### Records for the exercise
● ● ● ●
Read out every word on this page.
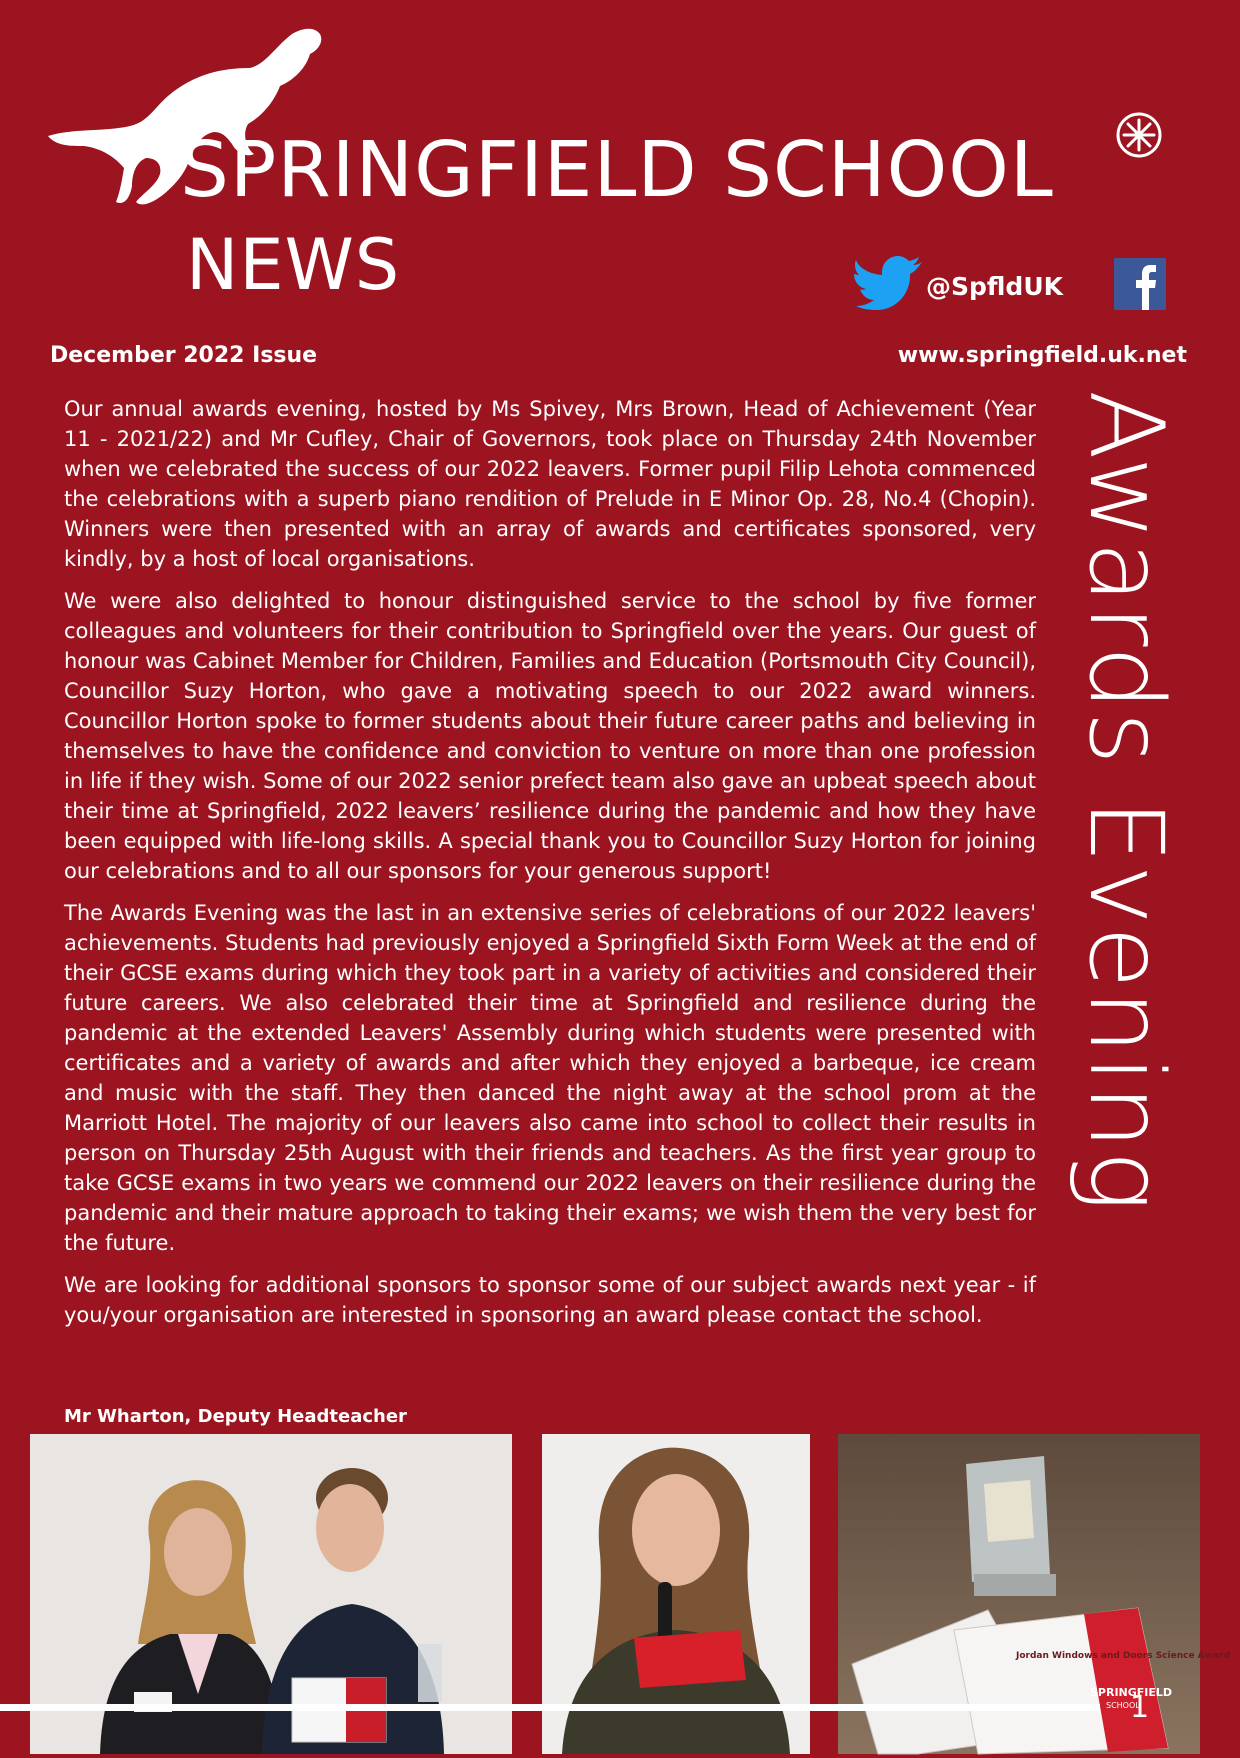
SPRINGFIELD SCHOOL
NEWS	@SpfldUK
December 2022 Issue	www.springfield.uk.net
Awards Evening

Our annual awards evening, hosted by Ms Spivey, Mrs Brown, Head of Achievement (Year 11 - 2021/22) and Mr Cufley, Chair of Governors, took place on Thursday 24th November when we celebrated the success of our 2022 leavers. Former pupil Filip Lehota commenced the celebrations with a superb piano rendition of Prelude in E Minor Op. 28, No.4 (Chopin). Winners were then presented with an array of awards and certificates sponsored, very kindly, by a host of local organisations.

We were also delighted to honour distinguished service to the school by five former colleagues and volunteers for their contribution to Springfield over the years. Our guest of honour was Cabinet Member for Children, Families and Education (Portsmouth City Council), Councillor Suzy Horton, who gave a motivating speech to our 2022 award winners. Councillor Horton spoke to former students about their future career paths and believing in themselves to have the confidence and conviction to venture on more than one profession in life if they wish. Some of our 2022 senior prefect team also gave an upbeat speech about their time at Springfield, 2022 leavers’ resilience during the pandemic and how they have been equipped with life-long skills. A special thank you to Councillor Suzy Horton for joining our celebrations and to all our sponsors for your generous support!

The Awards Evening was the last in an extensive series of celebrations of our 2022 leavers' achievements. Students had previously enjoyed a Springfield Sixth Form Week at the end of their GCSE exams during which they took part in a variety of activities and considered their future careers. We also celebrated their time at Springfield and resilience during the pandemic at the extended Leavers' Assembly during which students were presented with certificates and a variety of awards and after which they enjoyed a barbeque, ice cream and music with the staff. They then danced the night away at the school prom at the Marriott Hotel. The majority of our leavers also came into school to collect their results in person on Thursday 25th August with their friends and teachers. As the first year group to take GCSE exams in two years we commend our 2022 leavers on their resilience during the pandemic and their mature approach to taking their exams; we wish them the very best for the future.

We are looking for additional sponsors to sponsor some of our subject awards next year - if you/your organisation are interested in sponsoring an award please contact the school.

Mr Wharton, Deputy Headteacher
Jordan Windows and Doors Science Award
SPRINGFIELD
SCHOOL
1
● ● ● ●
### Work required
Locate the word "pandemic" in the data above. Copy every line carrying it.

### Result of this exercise
We were also delighted to honour distinguished service to the school by five former colleagues and volunteers for their contribution to Springfield over the years. Our guest of honour was Cabinet Member for Children, Families and Education (Portsmouth City Council), Councillor Suzy Horton, who gave a motivating speech to our 2022 award winners. Councillor Horton spoke to former students about their future career paths and believing in themselves to have the confidence and conviction to venture on more than one profession in life if they wish. Some of our 2022 senior prefect team also gave an upbeat speech about their time at Springfield, 2022 leavers’ resilience during the pandemic and how they have been equipped with life-long skills. A special thank you to Councillor Suzy Horton for joining our celebrations and to all our sponsors for your generous support!
The Awards Evening was the last in an extensive series of celebrations of our 2022 leavers' achievements. Students had previously enjoyed a Springfield Sixth Form Week at the end of their GCSE exams during which they took part in a variety of activities and considered their future careers. We also celebrated their time at Springfield and resilience during the pandemic at the extended Leavers' Assembly during which students were presented with certificates and a variety of awards and after which they enjoyed a barbeque, ice cream and music with the staff. They then danced the night away at the school prom at the Marriott Hotel. The majority of our leavers also came into school to collect their results in person on Thursday 25th August with their friends and teachers. As the first year group to take GCSE exams in two years we commend our 2022 leavers on their resilience during the pandemic and their mature approach to taking their exams; we wish them the very best for the future.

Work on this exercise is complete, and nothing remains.